◆ **Set task**: Would you retype, word for word, the line with "Decode this image" and every line after it through the end of the records below?

[A block of data]

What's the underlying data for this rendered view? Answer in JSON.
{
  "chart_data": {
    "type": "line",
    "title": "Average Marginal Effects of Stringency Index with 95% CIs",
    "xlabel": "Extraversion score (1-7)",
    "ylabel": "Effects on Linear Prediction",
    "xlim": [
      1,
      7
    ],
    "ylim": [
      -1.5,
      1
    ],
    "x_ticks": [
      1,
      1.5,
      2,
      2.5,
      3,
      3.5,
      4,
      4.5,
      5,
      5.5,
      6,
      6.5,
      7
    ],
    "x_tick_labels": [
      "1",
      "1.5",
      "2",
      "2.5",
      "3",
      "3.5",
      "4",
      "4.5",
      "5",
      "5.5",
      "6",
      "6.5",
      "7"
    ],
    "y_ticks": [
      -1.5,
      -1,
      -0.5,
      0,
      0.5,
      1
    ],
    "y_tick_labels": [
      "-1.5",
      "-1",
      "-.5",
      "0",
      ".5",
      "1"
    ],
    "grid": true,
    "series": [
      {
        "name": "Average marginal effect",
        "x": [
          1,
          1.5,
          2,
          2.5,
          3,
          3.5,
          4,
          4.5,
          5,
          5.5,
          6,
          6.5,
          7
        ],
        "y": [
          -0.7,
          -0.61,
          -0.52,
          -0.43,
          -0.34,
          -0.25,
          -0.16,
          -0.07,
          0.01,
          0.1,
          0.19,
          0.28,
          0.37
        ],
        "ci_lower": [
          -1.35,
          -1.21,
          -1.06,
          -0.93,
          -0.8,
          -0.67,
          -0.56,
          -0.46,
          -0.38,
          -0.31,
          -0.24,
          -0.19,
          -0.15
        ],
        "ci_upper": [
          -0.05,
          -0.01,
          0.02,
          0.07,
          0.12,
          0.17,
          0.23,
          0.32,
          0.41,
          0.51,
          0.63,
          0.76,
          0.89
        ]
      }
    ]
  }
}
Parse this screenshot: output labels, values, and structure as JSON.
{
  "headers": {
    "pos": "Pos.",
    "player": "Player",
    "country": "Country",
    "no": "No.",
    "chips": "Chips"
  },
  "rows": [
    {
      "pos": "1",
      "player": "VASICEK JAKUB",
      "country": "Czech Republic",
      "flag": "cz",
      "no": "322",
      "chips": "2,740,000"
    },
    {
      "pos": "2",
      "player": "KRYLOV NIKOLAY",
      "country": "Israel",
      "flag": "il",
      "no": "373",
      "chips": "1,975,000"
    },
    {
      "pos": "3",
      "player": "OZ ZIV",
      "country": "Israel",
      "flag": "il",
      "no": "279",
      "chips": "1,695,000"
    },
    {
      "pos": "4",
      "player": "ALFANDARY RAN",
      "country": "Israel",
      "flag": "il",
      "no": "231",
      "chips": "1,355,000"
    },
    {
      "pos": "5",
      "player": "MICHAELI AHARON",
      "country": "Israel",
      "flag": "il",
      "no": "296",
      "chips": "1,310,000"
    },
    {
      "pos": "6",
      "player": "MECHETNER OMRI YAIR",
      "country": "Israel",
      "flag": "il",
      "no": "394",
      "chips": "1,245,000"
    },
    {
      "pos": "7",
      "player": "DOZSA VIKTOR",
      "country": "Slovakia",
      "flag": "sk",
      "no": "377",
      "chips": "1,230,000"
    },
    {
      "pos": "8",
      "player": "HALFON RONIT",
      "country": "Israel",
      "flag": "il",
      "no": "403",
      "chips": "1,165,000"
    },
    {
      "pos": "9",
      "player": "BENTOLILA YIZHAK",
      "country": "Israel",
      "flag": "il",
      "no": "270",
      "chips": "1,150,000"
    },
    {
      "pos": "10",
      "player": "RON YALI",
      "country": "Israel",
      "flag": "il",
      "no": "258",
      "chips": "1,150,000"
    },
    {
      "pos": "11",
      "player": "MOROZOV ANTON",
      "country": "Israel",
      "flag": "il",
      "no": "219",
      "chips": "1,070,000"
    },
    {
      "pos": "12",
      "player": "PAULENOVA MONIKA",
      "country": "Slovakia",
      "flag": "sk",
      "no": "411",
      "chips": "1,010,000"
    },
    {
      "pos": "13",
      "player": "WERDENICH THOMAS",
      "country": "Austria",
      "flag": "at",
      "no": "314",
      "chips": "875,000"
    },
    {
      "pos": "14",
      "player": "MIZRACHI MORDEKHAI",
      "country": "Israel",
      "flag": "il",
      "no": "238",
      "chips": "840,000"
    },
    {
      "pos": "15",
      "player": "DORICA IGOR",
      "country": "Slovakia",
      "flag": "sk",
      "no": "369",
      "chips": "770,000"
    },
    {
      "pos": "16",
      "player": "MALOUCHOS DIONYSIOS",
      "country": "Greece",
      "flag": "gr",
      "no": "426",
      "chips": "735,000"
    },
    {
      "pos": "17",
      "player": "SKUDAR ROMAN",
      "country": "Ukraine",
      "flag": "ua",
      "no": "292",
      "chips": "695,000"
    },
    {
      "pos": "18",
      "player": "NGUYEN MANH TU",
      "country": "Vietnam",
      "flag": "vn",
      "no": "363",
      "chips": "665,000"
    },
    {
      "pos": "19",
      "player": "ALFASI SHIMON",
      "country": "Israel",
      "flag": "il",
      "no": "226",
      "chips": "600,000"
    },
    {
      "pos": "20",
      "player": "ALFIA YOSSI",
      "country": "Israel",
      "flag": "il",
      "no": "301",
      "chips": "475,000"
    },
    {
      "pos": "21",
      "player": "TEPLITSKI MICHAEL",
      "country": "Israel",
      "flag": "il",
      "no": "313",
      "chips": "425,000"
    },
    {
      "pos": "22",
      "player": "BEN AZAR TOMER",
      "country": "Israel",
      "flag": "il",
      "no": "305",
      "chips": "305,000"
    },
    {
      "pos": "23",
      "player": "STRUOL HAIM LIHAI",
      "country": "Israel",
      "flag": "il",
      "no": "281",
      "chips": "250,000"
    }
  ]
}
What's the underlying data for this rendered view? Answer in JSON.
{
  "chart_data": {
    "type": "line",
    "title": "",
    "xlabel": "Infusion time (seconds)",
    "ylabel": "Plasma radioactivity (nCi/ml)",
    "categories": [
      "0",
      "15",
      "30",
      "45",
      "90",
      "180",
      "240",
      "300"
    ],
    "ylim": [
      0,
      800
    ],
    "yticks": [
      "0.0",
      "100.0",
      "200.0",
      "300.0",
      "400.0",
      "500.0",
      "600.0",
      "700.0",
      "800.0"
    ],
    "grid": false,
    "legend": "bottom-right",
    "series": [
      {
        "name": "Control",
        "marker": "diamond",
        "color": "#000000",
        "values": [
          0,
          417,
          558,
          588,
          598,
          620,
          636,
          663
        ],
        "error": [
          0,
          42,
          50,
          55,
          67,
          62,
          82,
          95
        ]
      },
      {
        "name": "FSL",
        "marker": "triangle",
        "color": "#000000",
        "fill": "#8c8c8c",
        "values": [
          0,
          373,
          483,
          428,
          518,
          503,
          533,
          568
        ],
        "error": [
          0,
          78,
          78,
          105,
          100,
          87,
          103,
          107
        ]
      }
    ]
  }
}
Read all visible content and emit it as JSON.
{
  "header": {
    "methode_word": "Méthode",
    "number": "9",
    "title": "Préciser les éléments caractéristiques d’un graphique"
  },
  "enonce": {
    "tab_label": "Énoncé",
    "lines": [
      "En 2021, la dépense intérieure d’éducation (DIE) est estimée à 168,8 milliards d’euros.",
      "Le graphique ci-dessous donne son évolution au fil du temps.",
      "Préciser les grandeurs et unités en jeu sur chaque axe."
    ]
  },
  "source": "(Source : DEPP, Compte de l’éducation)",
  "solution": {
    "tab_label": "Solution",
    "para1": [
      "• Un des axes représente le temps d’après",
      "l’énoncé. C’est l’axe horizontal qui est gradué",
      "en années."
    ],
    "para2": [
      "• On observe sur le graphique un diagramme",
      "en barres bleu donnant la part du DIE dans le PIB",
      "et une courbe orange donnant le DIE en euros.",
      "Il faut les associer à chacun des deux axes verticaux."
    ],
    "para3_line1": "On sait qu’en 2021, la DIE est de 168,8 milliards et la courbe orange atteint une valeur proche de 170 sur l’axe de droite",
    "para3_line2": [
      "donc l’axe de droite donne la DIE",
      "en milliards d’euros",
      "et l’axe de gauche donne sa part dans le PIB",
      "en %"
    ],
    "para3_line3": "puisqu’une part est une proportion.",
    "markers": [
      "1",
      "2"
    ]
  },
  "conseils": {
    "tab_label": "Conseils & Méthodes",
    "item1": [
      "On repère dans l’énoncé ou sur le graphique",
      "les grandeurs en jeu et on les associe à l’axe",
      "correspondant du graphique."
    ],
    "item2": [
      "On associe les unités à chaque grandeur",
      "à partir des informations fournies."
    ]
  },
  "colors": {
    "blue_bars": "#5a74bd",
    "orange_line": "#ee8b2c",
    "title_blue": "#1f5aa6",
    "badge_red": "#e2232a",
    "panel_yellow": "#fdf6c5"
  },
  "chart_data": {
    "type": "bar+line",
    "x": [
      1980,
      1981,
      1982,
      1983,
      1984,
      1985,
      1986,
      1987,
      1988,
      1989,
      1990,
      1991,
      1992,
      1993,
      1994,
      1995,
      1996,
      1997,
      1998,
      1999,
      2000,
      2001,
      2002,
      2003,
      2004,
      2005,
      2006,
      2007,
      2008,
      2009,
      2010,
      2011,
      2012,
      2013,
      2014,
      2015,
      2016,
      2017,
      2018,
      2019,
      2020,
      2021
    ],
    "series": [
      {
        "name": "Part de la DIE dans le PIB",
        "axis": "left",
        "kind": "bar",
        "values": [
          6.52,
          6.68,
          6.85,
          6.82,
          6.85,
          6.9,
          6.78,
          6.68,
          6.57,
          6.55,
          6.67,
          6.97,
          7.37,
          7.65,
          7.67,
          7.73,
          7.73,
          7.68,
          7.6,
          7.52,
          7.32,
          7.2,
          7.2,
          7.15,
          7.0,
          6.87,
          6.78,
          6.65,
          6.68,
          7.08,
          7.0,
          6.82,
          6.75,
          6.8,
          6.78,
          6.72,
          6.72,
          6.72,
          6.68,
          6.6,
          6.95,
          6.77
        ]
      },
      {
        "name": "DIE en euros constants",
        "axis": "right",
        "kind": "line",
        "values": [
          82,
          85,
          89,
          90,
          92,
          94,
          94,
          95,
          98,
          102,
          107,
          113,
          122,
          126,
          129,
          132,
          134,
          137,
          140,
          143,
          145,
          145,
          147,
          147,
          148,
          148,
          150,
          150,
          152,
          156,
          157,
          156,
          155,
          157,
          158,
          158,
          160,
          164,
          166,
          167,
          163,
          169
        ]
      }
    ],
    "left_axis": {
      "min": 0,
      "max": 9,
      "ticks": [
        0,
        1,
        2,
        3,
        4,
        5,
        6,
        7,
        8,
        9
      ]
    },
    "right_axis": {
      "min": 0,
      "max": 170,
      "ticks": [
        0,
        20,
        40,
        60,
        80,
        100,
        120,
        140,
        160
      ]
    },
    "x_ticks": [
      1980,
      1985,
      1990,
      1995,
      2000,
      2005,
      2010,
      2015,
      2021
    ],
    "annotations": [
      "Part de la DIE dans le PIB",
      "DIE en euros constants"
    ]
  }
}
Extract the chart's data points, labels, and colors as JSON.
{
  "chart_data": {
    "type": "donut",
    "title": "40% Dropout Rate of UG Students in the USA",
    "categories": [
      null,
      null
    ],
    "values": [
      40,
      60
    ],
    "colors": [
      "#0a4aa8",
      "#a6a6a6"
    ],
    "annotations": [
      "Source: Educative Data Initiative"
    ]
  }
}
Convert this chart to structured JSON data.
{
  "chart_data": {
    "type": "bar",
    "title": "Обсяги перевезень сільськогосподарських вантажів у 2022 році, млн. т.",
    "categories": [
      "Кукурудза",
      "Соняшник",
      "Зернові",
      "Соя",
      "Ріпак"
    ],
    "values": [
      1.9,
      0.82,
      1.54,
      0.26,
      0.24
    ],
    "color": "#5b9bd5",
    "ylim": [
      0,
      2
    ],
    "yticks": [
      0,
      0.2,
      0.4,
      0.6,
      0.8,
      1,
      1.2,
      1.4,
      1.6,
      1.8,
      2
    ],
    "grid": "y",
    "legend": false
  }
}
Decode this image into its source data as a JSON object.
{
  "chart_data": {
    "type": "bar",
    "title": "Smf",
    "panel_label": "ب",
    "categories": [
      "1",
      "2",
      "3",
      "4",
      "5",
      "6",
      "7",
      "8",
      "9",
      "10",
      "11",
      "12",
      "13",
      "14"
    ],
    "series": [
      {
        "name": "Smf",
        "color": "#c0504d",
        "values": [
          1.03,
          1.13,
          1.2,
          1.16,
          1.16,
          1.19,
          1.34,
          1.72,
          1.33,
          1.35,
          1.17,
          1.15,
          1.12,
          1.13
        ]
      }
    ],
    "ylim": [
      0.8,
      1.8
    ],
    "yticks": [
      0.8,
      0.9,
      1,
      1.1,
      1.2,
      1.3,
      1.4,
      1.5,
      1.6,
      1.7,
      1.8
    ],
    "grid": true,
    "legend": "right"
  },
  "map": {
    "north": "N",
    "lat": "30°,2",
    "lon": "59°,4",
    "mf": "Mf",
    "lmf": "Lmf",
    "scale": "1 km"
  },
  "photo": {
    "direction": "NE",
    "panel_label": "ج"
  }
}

◆ **Solution**:
Decode this image into its source data as a JSON object.
{
  "chart_data": {
    "type": "bar",
    "title": "Smf",
    "panel_label": "ب",
    "categories": [
      "1",
      "2",
      "3",
      "4",
      "5",
      "6",
      "7",
      "8",
      "9",
      "10",
      "11",
      "12",
      "13",
      "14"
    ],
    "series": [
      {
        "name": "Smf",
        "color": "#c0504d",
        "values": [
          1.03,
          1.13,
          1.2,
          1.16,
          1.16,
          1.19,
          1.34,
          1.72,
          1.33,
          1.35,
          1.17,
          1.15,
          1.12,
          1.13
        ]
      }
    ],
    "ylim": [
      0.8,
      1.8
    ],
    "yticks": [
      0.8,
      0.9,
      1,
      1.1,
      1.2,
      1.3,
      1.4,
      1.5,
      1.6,
      1.7,
      1.8
    ],
    "grid": true,
    "legend": "right"
  },
  "map": {
    "north": "N",
    "lat": "30°,2",
    "lon": "59°,4",
    "mf": "Mf",
    "lmf": "Lmf",
    "scale": "1 km"
  },
  "photo": {
    "direction": "NE",
    "panel_label": "ج"
  }
}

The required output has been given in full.